## Challenge
Repeat the listing exactly as given, omitting every image.

## Record extracts

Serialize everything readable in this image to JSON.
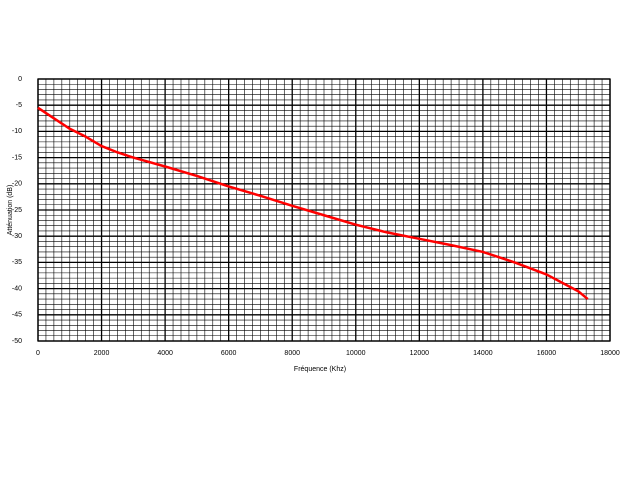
{
  "chart_data": {
    "type": "line",
    "x_label": "Fréquence (Khz)",
    "y_label": "Atténuation (dB)",
    "x": [
      0,
      500,
      1000,
      1500,
      2000,
      2500,
      3000,
      4000,
      5000,
      6000,
      7000,
      8000,
      9000,
      10000,
      11000,
      12000,
      13000,
      14000,
      15000,
      16000,
      17000,
      17300
    ],
    "series": [
      {
        "color": "#ff0000",
        "values": [
          -5.5,
          -7.5,
          -9.5,
          -11,
          -12.8,
          -14,
          -15,
          -16.7,
          -18.5,
          -20.5,
          -22.3,
          -24.2,
          -26,
          -27.8,
          -29.3,
          -30.5,
          -31.7,
          -33,
          -35,
          -37.3,
          -40.5,
          -42
        ]
      }
    ],
    "xlim": [
      0,
      18000
    ],
    "xticks": [
      0,
      2000,
      4000,
      6000,
      8000,
      10000,
      12000,
      14000,
      16000,
      18000
    ],
    "ylim": [
      -50,
      0
    ],
    "yticks": [
      0,
      -5,
      -10,
      -15,
      -20,
      -25,
      -30,
      -35,
      -40,
      -45,
      -50
    ],
    "grid": true,
    "x_minor_divisions": 8,
    "y_minor_divisions": 5
  }
}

## Solution to this problem
Serialize everything readable in this image to JSON.
{
  "chart_data": {
    "type": "line",
    "x_label": "Fréquence (Khz)",
    "y_label": "Atténuation (dB)",
    "x": [
      0,
      500,
      1000,
      1500,
      2000,
      2500,
      3000,
      4000,
      5000,
      6000,
      7000,
      8000,
      9000,
      10000,
      11000,
      12000,
      13000,
      14000,
      15000,
      16000,
      17000,
      17300
    ],
    "series": [
      {
        "color": "#ff0000",
        "values": [
          -5.5,
          -7.5,
          -9.5,
          -11,
          -12.8,
          -14,
          -15,
          -16.7,
          -18.5,
          -20.5,
          -22.3,
          -24.2,
          -26,
          -27.8,
          -29.3,
          -30.5,
          -31.7,
          -33,
          -35,
          -37.3,
          -40.5,
          -42
        ]
      }
    ],
    "xlim": [
      0,
      18000
    ],
    "xticks": [
      0,
      2000,
      4000,
      6000,
      8000,
      10000,
      12000,
      14000,
      16000,
      18000
    ],
    "ylim": [
      -50,
      0
    ],
    "yticks": [
      0,
      -5,
      -10,
      -15,
      -20,
      -25,
      -30,
      -35,
      -40,
      -45,
      -50
    ],
    "grid": true,
    "x_minor_divisions": 8,
    "y_minor_divisions": 5
  }
}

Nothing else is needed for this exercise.